• Data provided:

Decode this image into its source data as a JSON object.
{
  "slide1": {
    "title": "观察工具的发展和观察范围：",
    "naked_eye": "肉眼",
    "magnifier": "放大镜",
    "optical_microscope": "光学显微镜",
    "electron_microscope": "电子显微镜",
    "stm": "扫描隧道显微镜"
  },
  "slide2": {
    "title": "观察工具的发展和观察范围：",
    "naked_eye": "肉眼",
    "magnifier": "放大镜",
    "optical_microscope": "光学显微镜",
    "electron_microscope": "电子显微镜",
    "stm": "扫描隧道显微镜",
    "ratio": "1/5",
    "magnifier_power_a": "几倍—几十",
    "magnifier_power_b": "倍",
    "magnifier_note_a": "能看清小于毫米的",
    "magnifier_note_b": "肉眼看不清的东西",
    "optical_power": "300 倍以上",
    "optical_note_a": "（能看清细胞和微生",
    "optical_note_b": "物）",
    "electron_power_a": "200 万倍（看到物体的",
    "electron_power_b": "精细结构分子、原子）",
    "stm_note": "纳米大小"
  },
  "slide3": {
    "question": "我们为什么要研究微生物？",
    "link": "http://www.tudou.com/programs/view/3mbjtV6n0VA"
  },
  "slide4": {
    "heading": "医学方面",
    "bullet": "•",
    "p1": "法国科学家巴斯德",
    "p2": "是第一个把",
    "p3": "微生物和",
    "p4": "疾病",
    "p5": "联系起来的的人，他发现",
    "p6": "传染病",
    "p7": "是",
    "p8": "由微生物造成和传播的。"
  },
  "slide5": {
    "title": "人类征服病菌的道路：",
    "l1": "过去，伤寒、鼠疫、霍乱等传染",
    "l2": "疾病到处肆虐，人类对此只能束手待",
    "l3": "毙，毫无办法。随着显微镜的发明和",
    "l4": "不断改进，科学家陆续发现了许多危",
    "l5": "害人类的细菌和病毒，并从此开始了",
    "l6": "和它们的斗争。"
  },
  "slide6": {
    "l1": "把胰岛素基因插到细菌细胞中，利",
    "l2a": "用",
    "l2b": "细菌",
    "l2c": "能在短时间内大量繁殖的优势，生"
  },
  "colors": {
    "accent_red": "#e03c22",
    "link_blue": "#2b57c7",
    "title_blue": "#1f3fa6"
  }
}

• Exercise requirements: Transcribe each entry precisely, missing none.

• Output:
Decode this image into its source data as a JSON object.
{
  "slide1": {
    "title": "观察工具的发展和观察范围：",
    "naked_eye": "肉眼",
    "magnifier": "放大镜",
    "optical_microscope": "光学显微镜",
    "electron_microscope": "电子显微镜",
    "stm": "扫描隧道显微镜"
  },
  "slide2": {
    "title": "观察工具的发展和观察范围：",
    "naked_eye": "肉眼",
    "magnifier": "放大镜",
    "optical_microscope": "光学显微镜",
    "electron_microscope": "电子显微镜",
    "stm": "扫描隧道显微镜",
    "ratio": "1/5",
    "magnifier_power_a": "几倍—几十",
    "magnifier_power_b": "倍",
    "magnifier_note_a": "能看清小于毫米的",
    "magnifier_note_b": "肉眼看不清的东西",
    "optical_power": "300 倍以上",
    "optical_note_a": "（能看清细胞和微生",
    "optical_note_b": "物）",
    "electron_power_a": "200 万倍（看到物体的",
    "electron_power_b": "精细结构分子、原子）",
    "stm_note": "纳米大小"
  },
  "slide3": {
    "question": "我们为什么要研究微生物？",
    "link": "http://www.tudou.com/programs/view/3mbjtV6n0VA"
  },
  "slide4": {
    "heading": "医学方面",
    "bullet": "•",
    "p1": "法国科学家巴斯德",
    "p2": "是第一个把",
    "p3": "微生物和",
    "p4": "疾病",
    "p5": "联系起来的的人，他发现",
    "p6": "传染病",
    "p7": "是",
    "p8": "由微生物造成和传播的。"
  },
  "slide5": {
    "title": "人类征服病菌的道路：",
    "l1": "过去，伤寒、鼠疫、霍乱等传染",
    "l2": "疾病到处肆虐，人类对此只能束手待",
    "l3": "毙，毫无办法。随着显微镜的发明和",
    "l4": "不断改进，科学家陆续发现了许多危",
    "l5": "害人类的细菌和病毒，并从此开始了",
    "l6": "和它们的斗争。"
  },
  "slide6": {
    "l1": "把胰岛素基因插到细菌细胞中，利",
    "l2a": "用",
    "l2b": "细菌",
    "l2c": "能在短时间内大量繁殖的优势，生"
  },
  "colors": {
    "accent_red": "#e03c22",
    "link_blue": "#2b57c7",
    "title_blue": "#1f3fa6"
  }
}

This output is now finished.